Set problem: Switch each occurrence of "binding-stitch" in the rows below to "spine-stitch", and write the rows out again with nothing else changed.

[begin Supplied data]

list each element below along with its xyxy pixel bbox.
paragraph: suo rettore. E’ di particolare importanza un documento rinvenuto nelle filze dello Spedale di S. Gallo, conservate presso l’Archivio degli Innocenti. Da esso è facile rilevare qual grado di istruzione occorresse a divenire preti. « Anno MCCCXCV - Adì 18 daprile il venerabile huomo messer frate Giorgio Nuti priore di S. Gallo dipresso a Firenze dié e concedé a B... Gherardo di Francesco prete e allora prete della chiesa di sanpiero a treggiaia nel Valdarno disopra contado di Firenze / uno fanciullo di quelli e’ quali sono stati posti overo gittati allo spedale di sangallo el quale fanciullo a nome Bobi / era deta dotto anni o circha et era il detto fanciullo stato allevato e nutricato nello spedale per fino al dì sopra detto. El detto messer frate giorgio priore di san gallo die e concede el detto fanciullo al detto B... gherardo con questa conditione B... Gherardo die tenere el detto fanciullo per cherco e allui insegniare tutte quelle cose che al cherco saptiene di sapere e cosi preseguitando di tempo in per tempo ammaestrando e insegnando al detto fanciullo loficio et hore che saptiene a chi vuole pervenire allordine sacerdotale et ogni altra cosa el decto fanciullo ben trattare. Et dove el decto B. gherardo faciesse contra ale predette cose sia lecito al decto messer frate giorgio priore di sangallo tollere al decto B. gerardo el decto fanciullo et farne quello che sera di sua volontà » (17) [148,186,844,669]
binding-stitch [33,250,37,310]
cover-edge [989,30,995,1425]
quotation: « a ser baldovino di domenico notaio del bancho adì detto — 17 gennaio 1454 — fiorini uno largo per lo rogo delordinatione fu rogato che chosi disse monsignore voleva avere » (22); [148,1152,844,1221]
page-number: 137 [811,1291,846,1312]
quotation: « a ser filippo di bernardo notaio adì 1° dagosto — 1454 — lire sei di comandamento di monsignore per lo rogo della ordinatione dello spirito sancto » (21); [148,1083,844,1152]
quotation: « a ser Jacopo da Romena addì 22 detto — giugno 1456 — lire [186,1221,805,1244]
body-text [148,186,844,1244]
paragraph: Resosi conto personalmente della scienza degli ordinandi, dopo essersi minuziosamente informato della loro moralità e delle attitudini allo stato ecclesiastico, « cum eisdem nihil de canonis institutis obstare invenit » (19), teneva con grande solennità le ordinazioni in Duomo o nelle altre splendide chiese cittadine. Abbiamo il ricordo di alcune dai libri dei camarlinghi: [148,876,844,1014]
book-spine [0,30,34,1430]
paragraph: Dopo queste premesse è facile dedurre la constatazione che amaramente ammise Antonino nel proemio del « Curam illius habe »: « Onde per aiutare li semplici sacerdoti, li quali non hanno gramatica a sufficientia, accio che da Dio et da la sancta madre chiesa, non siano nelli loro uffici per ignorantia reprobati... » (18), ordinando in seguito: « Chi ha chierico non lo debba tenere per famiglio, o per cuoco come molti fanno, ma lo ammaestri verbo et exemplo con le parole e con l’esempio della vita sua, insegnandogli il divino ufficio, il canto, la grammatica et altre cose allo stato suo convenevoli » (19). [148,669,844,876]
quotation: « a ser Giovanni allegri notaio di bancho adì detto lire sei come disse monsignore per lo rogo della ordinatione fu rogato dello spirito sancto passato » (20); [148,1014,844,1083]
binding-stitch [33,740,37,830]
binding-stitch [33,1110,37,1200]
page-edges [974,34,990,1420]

[end Supplied data]

Output below:
list each element below along with its xyxy pixel bbox.
paragraph: suo rettore. E’ di particolare importanza un documento rinvenuto nelle filze dello Spedale di S. Gallo, conservate presso l’Archivio degli Innocenti. Da esso è facile rilevare qual grado di istruzione occorresse a divenire preti. « Anno MCCCXCV - Adì 18 daprile il venerabile huomo messer frate Giorgio Nuti priore di S. Gallo dipresso a Firenze dié e concedé a B... Gherardo di Francesco prete e allora prete della chiesa di sanpiero a treggiaia nel Valdarno disopra contado di Firenze / uno fanciullo di quelli e’ quali sono stati posti overo gittati allo spedale di sangallo el quale fanciullo a nome Bobi / era deta dotto anni o circha et era il detto fanciullo stato allevato e nutricato nello spedale per fino al dì sopra detto. El detto messer frate giorgio priore di san gallo die e concede el detto fanciullo al detto B... gherardo con questa conditione B... Gherardo die tenere el detto fanciullo per cherco e allui insegniare tutte quelle cose che al cherco saptiene di sapere e cosi preseguitando di tempo in per tempo ammaestrando e insegnando al detto fanciullo loficio et hore che saptiene a chi vuole pervenire allordine sacerdotale et ogni altra cosa el decto fanciullo ben trattare. Et dove el decto B. gherardo faciesse contra ale predette cose sia lecito al decto messer frate giorgio priore di sangallo tollere al decto B. gerardo el decto fanciullo et farne quello che sera di sua volontà » (17) [148,186,844,669]
spine-stitch [33,250,37,310]
cover-edge [989,30,995,1425]
quotation: « a ser baldovino di domenico notaio del bancho adì detto — 17 gennaio 1454 — fiorini uno largo per lo rogo delordinatione fu rogato che chosi disse monsignore voleva avere » (22); [148,1152,844,1221]
page-number: 137 [811,1291,846,1312]
quotation: « a ser filippo di bernardo notaio adì 1° dagosto — 1454 — lire sei di comandamento di monsignore per lo rogo della ordinatione dello spirito sancto » (21); [148,1083,844,1152]
quotation: « a ser Jacopo da Romena addì 22 detto — giugno 1456 — lire [186,1221,805,1244]
body-text [148,186,844,1244]
paragraph: Resosi conto personalmente della scienza degli ordinandi, dopo essersi minuziosamente informato della loro moralità e delle attitudini allo stato ecclesiastico, « cum eisdem nihil de canonis institutis obstare invenit » (19), teneva con grande solennità le ordinazioni in Duomo o nelle altre splendide chiese cittadine. Abbiamo il ricordo di alcune dai libri dei camarlinghi: [148,876,844,1014]
book-spine [0,30,34,1430]
paragraph: Dopo queste premesse è facile dedurre la constatazione che amaramente ammise Antonino nel proemio del « Curam illius habe »: « Onde per aiutare li semplici sacerdoti, li quali non hanno gramatica a sufficientia, accio che da Dio et da la sancta madre chiesa, non siano nelli loro uffici per ignorantia reprobati... » (18), ordinando in seguito: « Chi ha chierico non lo debba tenere per famiglio, o per cuoco come molti fanno, ma lo ammaestri verbo et exemplo con le parole e con l’esempio della vita sua, insegnandogli il divino ufficio, il canto, la grammatica et altre cose allo stato suo convenevoli » (19). [148,669,844,876]
quotation: « a ser Giovanni allegri notaio di bancho adì detto lire sei come disse monsignore per lo rogo della ordinatione fu rogato dello spirito sancto passato » (20); [148,1014,844,1083]
spine-stitch [33,740,37,830]
spine-stitch [33,1110,37,1200]
page-edges [974,34,990,1420]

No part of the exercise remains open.